## Problem 1
Rewrite the passage of the text on teen activity and obesity from "I said, 'Let's" up to and including "Sutherland, who is 35.", swapping "video games" for "smartphones".
## Problem 2
According to the text on teen activity and obesity, which survey supplied the data on caloric intake?

## Text for analysis
****
Researcher Lisa Sutherland of the
University of North Carolina at Chapel Hill analyzed federal data
on the diet, weight and physical activity of teens, ages 12 to
19. From 1980 to 2000, calories eaten rose 1 percent and obesity
rose 10 percent, while physical activity dropped 13 percent.
Those percentages show that teenagers
must have been getting fat primarily because they burned fewer
calories. "If caloric intake is flat and physical activity is
declining, there is a cause and effect relationship there," Sutherland
said.
She presented her findings last
month in San Diego at a scientific conference of the Federation
of American Societies for Experimental Biology. However, although
other experts accept the idea that teens have become less active,
the experts find it hard to swallow the conclusion that teens
have not been overeating as well.
Sutherland looked at three large
federal surveys. Data on weight came from the National Health
and Nutrition Examination Survey, and data on physical activity
was from the Youth Risk Behavior Survey, both maintained by the
Centers for Disease Control and Prevention. Data on caloric intake
was from the Nationwide Food Consumption Survey maintained by
the Agriculture Department.
The study said that teenagers ate
an average of 2,290 calories a day over the 20 years. It also
said that while 42 percent of teens reported doing at least 30
minutes of physical activity on a typical day at the start of
the study, only 29 percent did at the end.
The study was funded by an unrestricted
grant from the National Soft Drink Association. But Sutherland
said that in keeping with university rules, the association had
no control over any aspect of the research.
"I was trained as a nutritionist,"
Sutherland said. "The data kept coming out that caloric intake
was basically flat, but there was a huge drive to look at diet.
I said, 'Let's look at physical activity.'"
It's not surprising that teens
have become less physically active, Sutherland said. Today's kids
have more and better computers and video games, and less school
physical education or after-school play, she said.
"I remember wanting to go outside
the minute the sun came up, and my parents dragging me to go inside
at sunset," said Sutherland, who is 35.
She noted that her study was limited
because the three surveys had differing methodologies, and the
decline in physical activity was based on students' self-reports.
****
(Page layout parsing data)
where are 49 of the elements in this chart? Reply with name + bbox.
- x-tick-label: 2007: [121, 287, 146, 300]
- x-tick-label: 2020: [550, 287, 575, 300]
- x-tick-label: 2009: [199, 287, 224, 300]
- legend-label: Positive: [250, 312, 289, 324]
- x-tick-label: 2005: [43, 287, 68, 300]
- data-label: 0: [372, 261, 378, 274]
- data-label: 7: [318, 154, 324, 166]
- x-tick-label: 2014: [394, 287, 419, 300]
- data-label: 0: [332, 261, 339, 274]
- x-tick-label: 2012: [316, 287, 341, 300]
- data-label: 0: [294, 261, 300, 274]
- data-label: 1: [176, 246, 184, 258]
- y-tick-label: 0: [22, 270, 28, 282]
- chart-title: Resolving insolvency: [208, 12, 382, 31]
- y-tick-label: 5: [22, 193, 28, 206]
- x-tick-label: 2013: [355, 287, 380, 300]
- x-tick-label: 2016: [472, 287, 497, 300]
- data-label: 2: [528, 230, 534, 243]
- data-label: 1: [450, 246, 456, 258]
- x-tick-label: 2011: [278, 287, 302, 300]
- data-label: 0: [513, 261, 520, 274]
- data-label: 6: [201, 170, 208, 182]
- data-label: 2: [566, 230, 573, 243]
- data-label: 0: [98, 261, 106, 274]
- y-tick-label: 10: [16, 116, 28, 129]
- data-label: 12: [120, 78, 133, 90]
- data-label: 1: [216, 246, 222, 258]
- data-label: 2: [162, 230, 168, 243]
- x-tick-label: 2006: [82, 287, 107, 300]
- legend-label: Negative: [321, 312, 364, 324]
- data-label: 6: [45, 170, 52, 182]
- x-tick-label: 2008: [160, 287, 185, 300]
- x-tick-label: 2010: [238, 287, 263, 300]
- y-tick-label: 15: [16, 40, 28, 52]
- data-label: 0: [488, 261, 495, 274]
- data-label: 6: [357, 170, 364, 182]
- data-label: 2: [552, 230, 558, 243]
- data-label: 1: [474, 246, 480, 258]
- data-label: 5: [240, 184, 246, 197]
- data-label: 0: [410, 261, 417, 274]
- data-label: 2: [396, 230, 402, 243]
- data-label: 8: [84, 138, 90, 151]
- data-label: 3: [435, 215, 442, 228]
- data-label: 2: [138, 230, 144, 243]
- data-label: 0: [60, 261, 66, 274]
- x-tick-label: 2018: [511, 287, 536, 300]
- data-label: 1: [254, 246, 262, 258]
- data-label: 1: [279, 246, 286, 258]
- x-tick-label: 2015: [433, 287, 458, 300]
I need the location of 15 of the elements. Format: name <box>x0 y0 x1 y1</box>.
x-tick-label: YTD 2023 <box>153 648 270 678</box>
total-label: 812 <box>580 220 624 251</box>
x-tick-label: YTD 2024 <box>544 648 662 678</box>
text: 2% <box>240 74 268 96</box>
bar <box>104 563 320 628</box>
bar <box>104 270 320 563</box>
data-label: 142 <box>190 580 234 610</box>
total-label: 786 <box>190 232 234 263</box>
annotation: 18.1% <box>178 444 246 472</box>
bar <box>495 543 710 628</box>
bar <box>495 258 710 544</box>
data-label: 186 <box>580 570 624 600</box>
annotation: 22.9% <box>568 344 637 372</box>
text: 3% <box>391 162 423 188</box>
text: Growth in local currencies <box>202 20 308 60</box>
****
## Your solution 1
I said, 'Let's look at physical activity.'"
It's not surprising that teens
have become less physically active, Sutherland said. Today's kids
have more and better computers and smartphones, and less school
physical education or after-school play, she said.
"I remember wanting to go outside
the minute the sun came up, and my parents dragging me to go inside
at sunset," said Sutherland, who is 35.

## Your solution 2
The Nationwide Food Consumption Survey, maintained by the Agriculture Department.